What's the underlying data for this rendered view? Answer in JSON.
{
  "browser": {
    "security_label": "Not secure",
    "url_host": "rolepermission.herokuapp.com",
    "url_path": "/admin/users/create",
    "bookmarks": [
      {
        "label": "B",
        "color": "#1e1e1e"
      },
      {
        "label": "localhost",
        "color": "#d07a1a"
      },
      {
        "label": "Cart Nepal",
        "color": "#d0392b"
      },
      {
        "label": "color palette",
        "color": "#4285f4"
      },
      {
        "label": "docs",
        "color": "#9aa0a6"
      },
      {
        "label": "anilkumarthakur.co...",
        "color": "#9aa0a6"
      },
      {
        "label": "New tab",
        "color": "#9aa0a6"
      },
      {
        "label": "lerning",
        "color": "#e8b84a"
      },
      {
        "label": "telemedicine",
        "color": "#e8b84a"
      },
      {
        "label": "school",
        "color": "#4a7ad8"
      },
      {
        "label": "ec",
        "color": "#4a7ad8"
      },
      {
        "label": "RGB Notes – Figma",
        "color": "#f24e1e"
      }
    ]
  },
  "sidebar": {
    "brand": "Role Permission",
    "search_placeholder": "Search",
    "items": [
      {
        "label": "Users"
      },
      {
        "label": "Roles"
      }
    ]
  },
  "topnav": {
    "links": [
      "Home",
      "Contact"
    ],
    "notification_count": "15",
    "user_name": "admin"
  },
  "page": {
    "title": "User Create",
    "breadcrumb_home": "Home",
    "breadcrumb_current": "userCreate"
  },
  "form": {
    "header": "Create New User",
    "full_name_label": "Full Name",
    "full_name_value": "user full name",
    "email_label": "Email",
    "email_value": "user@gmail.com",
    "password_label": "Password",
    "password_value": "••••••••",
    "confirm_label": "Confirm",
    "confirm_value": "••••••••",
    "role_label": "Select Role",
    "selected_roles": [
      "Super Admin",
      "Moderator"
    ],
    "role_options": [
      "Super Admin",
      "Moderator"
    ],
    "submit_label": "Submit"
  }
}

────────────────────

What you will do ▸
Reproduce the data shown above exactly.

Exercise result ▸
What's the underlying data for this rendered view? Answer in JSON.
{
  "browser": {
    "security_label": "Not secure",
    "url_host": "rolepermission.herokuapp.com",
    "url_path": "/admin/users/create",
    "bookmarks": [
      {
        "label": "B",
        "color": "#1e1e1e"
      },
      {
        "label": "localhost",
        "color": "#d07a1a"
      },
      {
        "label": "Cart Nepal",
        "color": "#d0392b"
      },
      {
        "label": "color palette",
        "color": "#4285f4"
      },
      {
        "label": "docs",
        "color": "#9aa0a6"
      },
      {
        "label": "anilkumarthakur.co...",
        "color": "#9aa0a6"
      },
      {
        "label": "New tab",
        "color": "#9aa0a6"
      },
      {
        "label": "lerning",
        "color": "#e8b84a"
      },
      {
        "label": "telemedicine",
        "color": "#e8b84a"
      },
      {
        "label": "school",
        "color": "#4a7ad8"
      },
      {
        "label": "ec",
        "color": "#4a7ad8"
      },
      {
        "label": "RGB Notes – Figma",
        "color": "#f24e1e"
      }
    ]
  },
  "sidebar": {
    "brand": "Role Permission",
    "search_placeholder": "Search",
    "items": [
      {
        "label": "Users"
      },
      {
        "label": "Roles"
      }
    ]
  },
  "topnav": {
    "links": [
      "Home",
      "Contact"
    ],
    "notification_count": "15",
    "user_name": "admin"
  },
  "page": {
    "title": "User Create",
    "breadcrumb_home": "Home",
    "breadcrumb_current": "userCreate"
  },
  "form": {
    "header": "Create New User",
    "full_name_label": "Full Name",
    "full_name_value": "user full name",
    "email_label": "Email",
    "email_value": "user@gmail.com",
    "password_label": "Password",
    "password_value": "••••••••",
    "confirm_label": "Confirm",
    "confirm_value": "••••••••",
    "role_label": "Select Role",
    "selected_roles": [
      "Super Admin",
      "Moderator"
    ],
    "role_options": [
      "Super Admin",
      "Moderator"
    ],
    "submit_label": "Submit"
  }
}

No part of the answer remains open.